START Text
STRUCTURE-FUNCTION RELATIONSHIPS IN DNA LIGASE FROM THE BACTERIOPHAGE T7. Stephen R. Ashford, Aidan J. Doherty, Hosahalli S. Subramanya and Dale B. Wigley, Laboratory of Molecular Biophysics, University of Oxford, South Parks Road, Oxford, Ox1 3QU, UK

DNA ligases are ubiquitous enzymes, necessary for DNA replication and some forms of repair. The enzymes can easily be divided into two groups, and although they all catalyze essentially the same reaction - the sealing of nicks in the DNA backbone via an adenylated enzyme intermediate - they require different co-factors, and possess quite different primary sequence. The eukaryotic and viral DNA ligases require ATP, whereas the bacterial enzymes utilise NAD⁺. All ATP-dependent DNA ligases share a common core structure - as shown by sequence alignments, and therefore the T7 enzyme (one of the smallest in this class) was selected for structural and biochemical analysis.
END Text
START Entries shown
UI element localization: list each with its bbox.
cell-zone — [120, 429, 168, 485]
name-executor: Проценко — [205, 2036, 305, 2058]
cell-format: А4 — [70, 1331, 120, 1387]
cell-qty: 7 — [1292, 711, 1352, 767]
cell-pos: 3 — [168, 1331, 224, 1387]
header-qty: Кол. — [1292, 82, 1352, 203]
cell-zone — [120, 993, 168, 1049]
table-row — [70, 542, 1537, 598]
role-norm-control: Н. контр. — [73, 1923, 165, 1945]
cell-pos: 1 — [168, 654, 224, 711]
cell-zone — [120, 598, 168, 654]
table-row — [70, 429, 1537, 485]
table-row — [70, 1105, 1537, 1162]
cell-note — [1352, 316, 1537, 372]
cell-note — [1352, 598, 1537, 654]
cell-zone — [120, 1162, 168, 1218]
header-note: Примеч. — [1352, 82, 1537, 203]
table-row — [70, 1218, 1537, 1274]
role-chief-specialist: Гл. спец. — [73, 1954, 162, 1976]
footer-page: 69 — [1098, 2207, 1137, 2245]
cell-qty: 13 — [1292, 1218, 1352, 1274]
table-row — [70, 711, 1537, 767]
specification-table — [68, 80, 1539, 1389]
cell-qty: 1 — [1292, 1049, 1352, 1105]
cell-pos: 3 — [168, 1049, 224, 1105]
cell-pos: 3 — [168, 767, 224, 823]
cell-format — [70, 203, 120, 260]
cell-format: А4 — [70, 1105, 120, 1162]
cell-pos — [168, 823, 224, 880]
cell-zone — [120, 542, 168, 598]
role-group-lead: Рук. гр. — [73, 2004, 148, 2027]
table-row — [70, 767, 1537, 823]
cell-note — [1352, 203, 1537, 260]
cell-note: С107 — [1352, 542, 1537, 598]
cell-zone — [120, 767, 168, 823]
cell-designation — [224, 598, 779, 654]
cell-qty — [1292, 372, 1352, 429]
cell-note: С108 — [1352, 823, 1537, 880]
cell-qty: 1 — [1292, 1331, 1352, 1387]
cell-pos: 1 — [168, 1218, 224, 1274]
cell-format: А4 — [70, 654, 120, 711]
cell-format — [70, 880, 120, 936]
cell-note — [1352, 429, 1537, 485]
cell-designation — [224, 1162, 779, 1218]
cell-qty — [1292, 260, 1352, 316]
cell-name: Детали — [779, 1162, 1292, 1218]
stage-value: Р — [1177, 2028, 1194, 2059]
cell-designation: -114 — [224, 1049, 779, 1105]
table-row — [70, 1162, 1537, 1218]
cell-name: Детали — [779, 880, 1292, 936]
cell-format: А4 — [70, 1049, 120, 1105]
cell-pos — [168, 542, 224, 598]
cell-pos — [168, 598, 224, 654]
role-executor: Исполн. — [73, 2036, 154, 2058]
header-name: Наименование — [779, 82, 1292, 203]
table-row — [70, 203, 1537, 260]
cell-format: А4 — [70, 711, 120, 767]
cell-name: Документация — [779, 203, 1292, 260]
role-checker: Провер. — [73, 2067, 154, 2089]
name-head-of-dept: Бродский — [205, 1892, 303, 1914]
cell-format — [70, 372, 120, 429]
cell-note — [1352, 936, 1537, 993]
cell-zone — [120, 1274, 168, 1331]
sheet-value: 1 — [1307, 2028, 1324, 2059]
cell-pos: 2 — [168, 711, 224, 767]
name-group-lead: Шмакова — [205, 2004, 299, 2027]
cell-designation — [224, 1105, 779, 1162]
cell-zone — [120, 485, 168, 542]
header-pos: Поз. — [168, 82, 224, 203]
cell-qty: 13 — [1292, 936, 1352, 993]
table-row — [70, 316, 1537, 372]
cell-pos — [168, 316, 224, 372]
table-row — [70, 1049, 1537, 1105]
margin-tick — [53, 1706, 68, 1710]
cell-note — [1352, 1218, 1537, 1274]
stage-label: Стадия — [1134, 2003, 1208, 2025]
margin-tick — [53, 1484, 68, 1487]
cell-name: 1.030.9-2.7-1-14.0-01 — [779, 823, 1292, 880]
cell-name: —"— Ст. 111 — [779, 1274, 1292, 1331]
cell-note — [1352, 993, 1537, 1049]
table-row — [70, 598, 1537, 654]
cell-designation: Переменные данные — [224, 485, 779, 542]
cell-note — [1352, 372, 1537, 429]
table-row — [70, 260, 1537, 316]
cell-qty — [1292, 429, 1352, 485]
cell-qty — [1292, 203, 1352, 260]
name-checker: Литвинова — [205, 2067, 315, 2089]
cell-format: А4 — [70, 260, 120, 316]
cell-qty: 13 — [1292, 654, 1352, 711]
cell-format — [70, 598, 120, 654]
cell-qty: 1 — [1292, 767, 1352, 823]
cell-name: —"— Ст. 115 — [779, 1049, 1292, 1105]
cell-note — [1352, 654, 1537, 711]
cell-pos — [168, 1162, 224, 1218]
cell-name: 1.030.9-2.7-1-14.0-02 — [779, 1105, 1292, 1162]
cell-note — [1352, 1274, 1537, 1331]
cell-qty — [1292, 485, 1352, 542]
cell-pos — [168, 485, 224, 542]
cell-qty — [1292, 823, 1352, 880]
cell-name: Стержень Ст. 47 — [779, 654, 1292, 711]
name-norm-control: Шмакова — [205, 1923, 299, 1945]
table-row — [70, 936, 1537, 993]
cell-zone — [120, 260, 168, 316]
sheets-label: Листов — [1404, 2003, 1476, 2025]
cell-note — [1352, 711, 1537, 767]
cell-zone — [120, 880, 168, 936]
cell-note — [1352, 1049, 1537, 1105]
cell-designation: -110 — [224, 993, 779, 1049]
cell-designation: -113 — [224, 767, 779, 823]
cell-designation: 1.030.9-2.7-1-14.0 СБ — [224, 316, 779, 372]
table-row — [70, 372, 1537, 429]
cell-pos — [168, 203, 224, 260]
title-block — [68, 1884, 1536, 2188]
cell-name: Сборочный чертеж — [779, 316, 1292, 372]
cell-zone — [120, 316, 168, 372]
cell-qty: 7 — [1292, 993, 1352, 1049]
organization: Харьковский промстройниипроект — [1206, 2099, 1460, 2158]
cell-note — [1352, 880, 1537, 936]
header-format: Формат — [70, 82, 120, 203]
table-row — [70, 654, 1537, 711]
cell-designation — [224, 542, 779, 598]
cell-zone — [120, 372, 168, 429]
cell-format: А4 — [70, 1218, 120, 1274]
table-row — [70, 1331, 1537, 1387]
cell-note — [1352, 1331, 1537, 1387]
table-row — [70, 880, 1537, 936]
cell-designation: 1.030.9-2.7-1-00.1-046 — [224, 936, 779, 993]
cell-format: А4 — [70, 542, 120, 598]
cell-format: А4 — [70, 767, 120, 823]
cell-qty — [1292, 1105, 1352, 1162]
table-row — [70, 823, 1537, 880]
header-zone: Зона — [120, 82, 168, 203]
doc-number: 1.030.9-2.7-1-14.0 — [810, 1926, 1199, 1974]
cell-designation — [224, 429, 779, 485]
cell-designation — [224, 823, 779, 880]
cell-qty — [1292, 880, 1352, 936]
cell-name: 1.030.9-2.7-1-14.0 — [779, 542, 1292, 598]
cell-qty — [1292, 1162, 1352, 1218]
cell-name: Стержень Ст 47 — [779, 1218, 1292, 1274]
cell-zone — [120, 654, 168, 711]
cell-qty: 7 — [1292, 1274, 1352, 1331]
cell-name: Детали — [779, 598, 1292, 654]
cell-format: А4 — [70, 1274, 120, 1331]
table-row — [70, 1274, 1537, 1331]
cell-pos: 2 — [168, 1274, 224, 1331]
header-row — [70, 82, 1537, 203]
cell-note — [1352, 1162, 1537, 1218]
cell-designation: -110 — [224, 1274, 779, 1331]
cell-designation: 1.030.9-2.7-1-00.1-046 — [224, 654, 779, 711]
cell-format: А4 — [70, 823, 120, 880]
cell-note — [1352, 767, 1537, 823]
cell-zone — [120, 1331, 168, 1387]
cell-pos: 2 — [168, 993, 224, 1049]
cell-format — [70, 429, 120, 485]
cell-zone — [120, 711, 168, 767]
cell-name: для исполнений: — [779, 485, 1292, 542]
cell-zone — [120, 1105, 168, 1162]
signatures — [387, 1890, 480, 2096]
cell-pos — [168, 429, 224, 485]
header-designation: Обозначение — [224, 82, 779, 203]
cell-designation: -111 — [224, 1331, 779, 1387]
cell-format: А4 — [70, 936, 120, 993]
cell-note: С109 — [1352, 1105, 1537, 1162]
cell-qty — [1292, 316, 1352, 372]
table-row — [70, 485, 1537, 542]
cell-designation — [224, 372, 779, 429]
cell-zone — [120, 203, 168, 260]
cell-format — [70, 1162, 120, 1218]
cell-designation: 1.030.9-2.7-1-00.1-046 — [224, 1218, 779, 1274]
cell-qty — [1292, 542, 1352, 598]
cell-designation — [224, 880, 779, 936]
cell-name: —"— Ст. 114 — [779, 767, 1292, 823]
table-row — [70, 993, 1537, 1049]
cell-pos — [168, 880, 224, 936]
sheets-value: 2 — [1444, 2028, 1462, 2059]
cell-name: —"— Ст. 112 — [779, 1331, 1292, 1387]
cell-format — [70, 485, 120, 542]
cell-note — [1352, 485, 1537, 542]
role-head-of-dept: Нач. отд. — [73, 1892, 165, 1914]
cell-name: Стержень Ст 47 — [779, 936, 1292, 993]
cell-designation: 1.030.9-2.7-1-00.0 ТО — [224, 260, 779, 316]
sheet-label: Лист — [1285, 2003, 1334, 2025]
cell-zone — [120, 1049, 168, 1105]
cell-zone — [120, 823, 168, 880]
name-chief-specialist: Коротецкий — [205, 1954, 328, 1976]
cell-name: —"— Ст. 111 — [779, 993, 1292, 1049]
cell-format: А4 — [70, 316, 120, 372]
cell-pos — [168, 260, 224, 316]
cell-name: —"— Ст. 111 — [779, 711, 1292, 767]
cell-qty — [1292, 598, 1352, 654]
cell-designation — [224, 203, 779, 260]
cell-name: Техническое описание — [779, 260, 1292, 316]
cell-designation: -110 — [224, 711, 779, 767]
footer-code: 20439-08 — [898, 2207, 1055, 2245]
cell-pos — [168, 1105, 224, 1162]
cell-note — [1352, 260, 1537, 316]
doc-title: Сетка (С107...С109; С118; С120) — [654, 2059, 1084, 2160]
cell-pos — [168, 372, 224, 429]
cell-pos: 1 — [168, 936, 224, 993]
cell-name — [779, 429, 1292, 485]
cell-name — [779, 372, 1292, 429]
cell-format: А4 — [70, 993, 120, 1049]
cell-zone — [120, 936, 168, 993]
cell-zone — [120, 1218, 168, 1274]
END Entries shown
**What is being asked**
Print the passage of the T7 DNA ligase text between "DNA ligases are" and "and biochemical analysis.", inclusive.

**Response area**
DNA ligases are ubiquitous enzymes, necessary for DNA replication and some forms of repair. The enzymes can easily be divided into two groups, and although they all catalyze essentially the same reaction - the sealing of nicks in the DNA backbone via an adenylated enzyme intermediate - they require different co-factors, and possess quite different primary sequence. The eukaryotic and viral DNA ligases require ATP, whereas the bacterial enzymes utilise NAD⁺. All ATP-dependent DNA ligases share a common core structure - as shown by sequence alignments, and therefore the T7 enzyme (one of the smallest in this class) was selected for structural and biochemical analysis.